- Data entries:
****

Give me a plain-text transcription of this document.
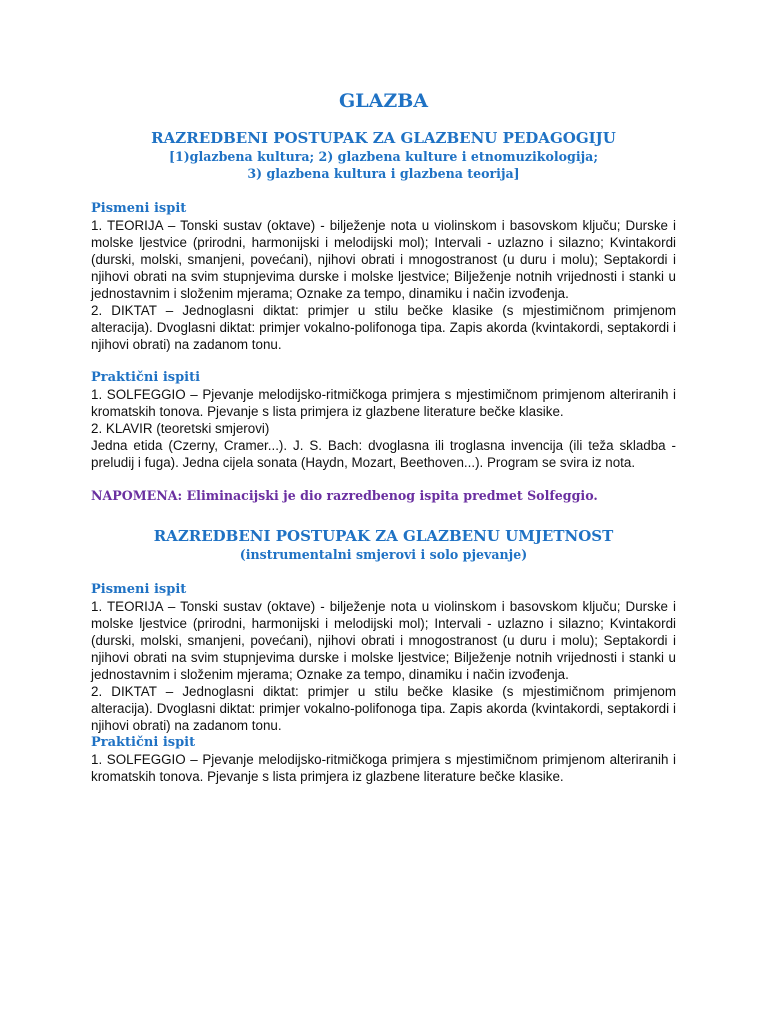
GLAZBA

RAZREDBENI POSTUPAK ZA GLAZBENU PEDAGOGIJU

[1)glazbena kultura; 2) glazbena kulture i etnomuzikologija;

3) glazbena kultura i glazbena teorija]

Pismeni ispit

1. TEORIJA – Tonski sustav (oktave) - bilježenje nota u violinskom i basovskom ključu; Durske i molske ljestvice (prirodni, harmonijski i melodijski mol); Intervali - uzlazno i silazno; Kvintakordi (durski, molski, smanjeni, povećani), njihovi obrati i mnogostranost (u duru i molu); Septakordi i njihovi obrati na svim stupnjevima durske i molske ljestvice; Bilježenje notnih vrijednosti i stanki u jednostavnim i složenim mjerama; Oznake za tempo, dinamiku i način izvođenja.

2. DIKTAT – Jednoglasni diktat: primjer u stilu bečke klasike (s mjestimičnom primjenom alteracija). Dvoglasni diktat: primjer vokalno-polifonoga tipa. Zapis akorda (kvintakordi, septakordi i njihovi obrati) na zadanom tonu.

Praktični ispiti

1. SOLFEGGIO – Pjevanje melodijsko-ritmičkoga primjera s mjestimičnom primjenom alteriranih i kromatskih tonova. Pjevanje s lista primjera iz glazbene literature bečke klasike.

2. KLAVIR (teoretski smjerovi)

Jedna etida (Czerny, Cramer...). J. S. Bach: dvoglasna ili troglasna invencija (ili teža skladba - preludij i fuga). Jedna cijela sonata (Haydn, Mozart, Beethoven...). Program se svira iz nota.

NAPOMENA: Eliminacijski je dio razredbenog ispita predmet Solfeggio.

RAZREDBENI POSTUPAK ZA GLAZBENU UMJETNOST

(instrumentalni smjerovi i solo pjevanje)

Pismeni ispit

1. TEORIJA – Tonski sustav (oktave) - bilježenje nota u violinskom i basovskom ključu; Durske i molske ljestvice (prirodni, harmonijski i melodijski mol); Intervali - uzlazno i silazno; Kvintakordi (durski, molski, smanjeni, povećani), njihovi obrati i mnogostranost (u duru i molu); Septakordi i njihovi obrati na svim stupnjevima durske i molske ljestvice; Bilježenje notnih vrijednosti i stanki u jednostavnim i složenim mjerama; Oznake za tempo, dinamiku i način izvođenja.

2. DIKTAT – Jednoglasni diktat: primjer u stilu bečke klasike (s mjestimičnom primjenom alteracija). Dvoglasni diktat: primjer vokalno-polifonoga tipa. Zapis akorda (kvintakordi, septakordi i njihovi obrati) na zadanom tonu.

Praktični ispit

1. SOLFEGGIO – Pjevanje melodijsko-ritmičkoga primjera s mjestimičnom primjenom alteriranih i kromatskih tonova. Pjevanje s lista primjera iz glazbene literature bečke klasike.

****

- WHAT IS REQUIRED: Repeat the material above in full and exactly, omitting the pictures.

- RESPONSE TO THIS EXERCISE:
Give me a plain-text transcription of this document.
GLAZBA

RAZREDBENI POSTUPAK ZA GLAZBENU PEDAGOGIJU

[1)glazbena kultura; 2) glazbena kulture i etnomuzikologija;

3) glazbena kultura i glazbena teorija]

Pismeni ispit

1. TEORIJA – Tonski sustav (oktave) - bilježenje nota u violinskom i basovskom ključu; Durske i molske ljestvice (prirodni, harmonijski i melodijski mol); Intervali - uzlazno i silazno; Kvintakordi (durski, molski, smanjeni, povećani), njihovi obrati i mnogostranost (u duru i molu); Septakordi i njihovi obrati na svim stupnjevima durske i molske ljestvice; Bilježenje notnih vrijednosti i stanki u jednostavnim i složenim mjerama; Oznake za tempo, dinamiku i način izvođenja.

2. DIKTAT – Jednoglasni diktat: primjer u stilu bečke klasike (s mjestimičnom primjenom alteracija). Dvoglasni diktat: primjer vokalno-polifonoga tipa. Zapis akorda (kvintakordi, septakordi i njihovi obrati) na zadanom tonu.

Praktični ispiti

1. SOLFEGGIO – Pjevanje melodijsko-ritmičkoga primjera s mjestimičnom primjenom alteriranih i kromatskih tonova. Pjevanje s lista primjera iz glazbene literature bečke klasike.

2. KLAVIR (teoretski smjerovi)

Jedna etida (Czerny, Cramer...). J. S. Bach: dvoglasna ili troglasna invencija (ili teža skladba - preludij i fuga). Jedna cijela sonata (Haydn, Mozart, Beethoven...). Program se svira iz nota.

NAPOMENA: Eliminacijski je dio razredbenog ispita predmet Solfeggio.

RAZREDBENI POSTUPAK ZA GLAZBENU UMJETNOST

(instrumentalni smjerovi i solo pjevanje)

Pismeni ispit

1. TEORIJA – Tonski sustav (oktave) - bilježenje nota u violinskom i basovskom ključu; Durske i molske ljestvice (prirodni, harmonijski i melodijski mol); Intervali - uzlazno i silazno; Kvintakordi (durski, molski, smanjeni, povećani), njihovi obrati i mnogostranost (u duru i molu); Septakordi i njihovi obrati na svim stupnjevima durske i molske ljestvice; Bilježenje notnih vrijednosti i stanki u jednostavnim i složenim mjerama; Oznake za tempo, dinamiku i način izvođenja.

2. DIKTAT – Jednoglasni diktat: primjer u stilu bečke klasike (s mjestimičnom primjenom alteracija). Dvoglasni diktat: primjer vokalno-polifonoga tipa. Zapis akorda (kvintakordi, septakordi i njihovi obrati) na zadanom tonu.

Praktični ispit

1. SOLFEGGIO – Pjevanje melodijsko-ritmičkoga primjera s mjestimičnom primjenom alteriranih i kromatskih tonova. Pjevanje s lista primjera iz glazbene literature bečke klasike.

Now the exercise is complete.